▶ **Goal of the exercise**: Find the lines with "driver" in them and copy them out.

▶ **Entries provided**:
============
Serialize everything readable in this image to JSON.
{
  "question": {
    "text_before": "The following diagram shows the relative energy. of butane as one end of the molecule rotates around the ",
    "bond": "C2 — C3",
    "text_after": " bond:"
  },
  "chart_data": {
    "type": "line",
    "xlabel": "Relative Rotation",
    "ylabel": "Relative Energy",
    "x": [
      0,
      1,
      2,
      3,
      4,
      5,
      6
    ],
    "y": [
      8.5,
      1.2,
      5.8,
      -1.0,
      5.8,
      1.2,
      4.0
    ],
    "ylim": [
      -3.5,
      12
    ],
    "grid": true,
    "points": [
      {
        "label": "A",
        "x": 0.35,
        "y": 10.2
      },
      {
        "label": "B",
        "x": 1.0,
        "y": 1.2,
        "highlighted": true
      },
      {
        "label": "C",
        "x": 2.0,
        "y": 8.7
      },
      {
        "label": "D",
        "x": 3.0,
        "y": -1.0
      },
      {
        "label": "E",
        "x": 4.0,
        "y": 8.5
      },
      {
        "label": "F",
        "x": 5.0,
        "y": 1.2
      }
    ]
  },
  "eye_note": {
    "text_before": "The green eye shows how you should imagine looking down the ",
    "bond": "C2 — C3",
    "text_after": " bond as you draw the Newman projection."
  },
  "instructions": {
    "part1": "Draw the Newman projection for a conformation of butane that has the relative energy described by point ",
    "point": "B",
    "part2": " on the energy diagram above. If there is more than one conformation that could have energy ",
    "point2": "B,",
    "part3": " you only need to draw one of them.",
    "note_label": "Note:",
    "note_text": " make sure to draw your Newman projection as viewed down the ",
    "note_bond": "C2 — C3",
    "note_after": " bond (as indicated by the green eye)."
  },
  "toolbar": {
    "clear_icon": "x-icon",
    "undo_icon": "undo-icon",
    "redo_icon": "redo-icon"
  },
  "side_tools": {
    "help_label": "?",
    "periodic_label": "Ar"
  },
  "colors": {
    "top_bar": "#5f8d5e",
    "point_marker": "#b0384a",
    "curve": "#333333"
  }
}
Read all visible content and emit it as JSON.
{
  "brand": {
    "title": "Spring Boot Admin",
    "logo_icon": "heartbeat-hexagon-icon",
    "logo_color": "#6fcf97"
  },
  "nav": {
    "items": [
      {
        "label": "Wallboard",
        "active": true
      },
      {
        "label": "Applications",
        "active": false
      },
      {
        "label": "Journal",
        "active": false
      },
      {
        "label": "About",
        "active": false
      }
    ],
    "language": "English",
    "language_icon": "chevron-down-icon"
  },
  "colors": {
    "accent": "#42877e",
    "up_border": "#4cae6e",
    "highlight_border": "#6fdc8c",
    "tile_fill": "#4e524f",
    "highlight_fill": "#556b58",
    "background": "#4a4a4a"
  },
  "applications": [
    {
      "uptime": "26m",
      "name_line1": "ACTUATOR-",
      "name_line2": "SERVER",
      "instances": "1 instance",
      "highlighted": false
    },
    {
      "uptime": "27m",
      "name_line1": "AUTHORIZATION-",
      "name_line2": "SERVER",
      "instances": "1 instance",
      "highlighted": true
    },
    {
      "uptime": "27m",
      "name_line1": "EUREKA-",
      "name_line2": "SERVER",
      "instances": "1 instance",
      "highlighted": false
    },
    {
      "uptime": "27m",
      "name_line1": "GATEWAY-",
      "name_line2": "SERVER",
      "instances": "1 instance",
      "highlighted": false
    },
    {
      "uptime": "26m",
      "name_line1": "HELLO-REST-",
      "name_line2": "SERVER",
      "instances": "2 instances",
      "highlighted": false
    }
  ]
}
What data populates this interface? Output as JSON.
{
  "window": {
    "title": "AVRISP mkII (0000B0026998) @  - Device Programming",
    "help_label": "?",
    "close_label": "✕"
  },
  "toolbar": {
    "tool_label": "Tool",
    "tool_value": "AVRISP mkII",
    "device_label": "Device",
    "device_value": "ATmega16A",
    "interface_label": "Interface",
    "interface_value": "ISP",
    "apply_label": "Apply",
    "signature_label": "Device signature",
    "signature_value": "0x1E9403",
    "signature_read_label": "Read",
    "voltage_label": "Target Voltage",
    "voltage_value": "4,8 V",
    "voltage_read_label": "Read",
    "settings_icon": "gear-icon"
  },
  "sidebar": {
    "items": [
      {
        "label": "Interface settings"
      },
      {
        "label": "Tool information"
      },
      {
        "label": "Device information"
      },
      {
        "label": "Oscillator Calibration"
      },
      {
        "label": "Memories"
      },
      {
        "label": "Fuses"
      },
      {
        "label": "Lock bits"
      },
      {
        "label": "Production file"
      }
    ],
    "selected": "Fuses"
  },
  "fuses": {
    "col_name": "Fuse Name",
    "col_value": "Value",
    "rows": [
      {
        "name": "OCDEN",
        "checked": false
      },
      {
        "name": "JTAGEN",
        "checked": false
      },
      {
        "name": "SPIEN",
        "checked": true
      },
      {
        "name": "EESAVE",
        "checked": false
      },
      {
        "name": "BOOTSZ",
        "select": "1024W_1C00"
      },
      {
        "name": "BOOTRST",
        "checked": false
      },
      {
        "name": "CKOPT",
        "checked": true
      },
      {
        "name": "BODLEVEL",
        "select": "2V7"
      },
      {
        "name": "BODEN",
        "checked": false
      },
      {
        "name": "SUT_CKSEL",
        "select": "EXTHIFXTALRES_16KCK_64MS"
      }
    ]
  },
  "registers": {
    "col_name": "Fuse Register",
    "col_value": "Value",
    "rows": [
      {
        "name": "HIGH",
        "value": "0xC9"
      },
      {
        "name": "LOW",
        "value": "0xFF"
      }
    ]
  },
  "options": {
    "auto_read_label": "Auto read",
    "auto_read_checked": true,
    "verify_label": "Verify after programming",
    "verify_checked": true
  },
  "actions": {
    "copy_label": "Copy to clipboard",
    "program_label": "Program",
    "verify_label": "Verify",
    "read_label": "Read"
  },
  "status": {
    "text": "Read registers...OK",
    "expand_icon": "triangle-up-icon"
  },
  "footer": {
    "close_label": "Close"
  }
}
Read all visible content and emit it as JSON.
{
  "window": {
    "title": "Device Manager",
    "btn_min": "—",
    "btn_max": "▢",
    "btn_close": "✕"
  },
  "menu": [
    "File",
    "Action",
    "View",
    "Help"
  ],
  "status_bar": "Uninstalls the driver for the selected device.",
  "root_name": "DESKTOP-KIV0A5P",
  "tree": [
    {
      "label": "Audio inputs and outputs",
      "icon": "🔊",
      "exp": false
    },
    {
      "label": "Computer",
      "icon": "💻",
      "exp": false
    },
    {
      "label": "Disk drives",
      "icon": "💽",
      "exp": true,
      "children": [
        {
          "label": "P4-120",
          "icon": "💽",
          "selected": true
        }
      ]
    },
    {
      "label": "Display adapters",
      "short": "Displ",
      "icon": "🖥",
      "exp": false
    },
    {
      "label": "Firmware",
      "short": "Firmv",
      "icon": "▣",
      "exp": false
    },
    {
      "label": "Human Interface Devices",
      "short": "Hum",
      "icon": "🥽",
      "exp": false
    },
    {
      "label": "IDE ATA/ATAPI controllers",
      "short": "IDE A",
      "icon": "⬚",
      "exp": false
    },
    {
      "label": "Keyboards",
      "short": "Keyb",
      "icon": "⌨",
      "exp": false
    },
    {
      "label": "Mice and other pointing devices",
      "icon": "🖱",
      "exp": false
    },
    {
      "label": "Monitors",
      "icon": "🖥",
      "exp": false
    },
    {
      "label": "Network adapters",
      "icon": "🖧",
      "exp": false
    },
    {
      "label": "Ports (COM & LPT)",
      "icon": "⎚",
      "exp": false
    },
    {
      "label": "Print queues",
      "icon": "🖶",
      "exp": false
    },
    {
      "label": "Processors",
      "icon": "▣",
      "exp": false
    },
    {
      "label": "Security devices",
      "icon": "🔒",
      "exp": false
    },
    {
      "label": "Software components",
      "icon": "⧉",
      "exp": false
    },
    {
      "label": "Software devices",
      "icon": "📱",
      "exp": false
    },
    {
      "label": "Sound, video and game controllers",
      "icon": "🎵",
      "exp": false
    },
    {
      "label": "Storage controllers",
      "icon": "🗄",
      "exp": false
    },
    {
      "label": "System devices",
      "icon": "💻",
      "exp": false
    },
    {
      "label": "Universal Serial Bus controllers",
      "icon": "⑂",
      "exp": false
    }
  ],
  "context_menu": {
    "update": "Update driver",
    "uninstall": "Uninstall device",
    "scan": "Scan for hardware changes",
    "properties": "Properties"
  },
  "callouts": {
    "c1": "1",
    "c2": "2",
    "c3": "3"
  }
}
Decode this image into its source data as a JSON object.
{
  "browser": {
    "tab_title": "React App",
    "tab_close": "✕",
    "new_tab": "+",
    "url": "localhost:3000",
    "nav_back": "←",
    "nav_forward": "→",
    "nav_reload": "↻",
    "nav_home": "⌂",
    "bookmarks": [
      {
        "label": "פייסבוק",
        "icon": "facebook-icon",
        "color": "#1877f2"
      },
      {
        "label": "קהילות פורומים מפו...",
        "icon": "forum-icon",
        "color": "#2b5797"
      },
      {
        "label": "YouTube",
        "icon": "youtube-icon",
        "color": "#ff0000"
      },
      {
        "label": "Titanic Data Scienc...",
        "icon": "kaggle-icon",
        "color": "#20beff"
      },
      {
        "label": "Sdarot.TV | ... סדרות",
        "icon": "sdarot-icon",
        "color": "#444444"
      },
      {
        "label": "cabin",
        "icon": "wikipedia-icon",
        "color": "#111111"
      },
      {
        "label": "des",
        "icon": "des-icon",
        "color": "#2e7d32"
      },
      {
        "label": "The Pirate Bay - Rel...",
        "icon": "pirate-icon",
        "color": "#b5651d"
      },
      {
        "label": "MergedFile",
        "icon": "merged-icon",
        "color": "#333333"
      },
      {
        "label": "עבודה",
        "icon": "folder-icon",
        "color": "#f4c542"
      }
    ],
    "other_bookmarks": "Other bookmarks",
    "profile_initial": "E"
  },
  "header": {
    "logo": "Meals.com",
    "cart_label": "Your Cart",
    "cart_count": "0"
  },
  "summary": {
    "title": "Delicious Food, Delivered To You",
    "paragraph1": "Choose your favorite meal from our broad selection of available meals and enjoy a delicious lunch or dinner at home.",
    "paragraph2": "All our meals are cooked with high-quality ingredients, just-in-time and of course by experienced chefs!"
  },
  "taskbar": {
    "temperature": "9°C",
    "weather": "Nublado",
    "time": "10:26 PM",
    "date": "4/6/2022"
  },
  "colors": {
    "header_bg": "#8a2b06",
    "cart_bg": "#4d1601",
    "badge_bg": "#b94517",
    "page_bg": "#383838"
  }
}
============
▶ **Result of the exercise**:
  "status_bar": "Uninstalls the driver for the selected device.",
    "update": "Update driver",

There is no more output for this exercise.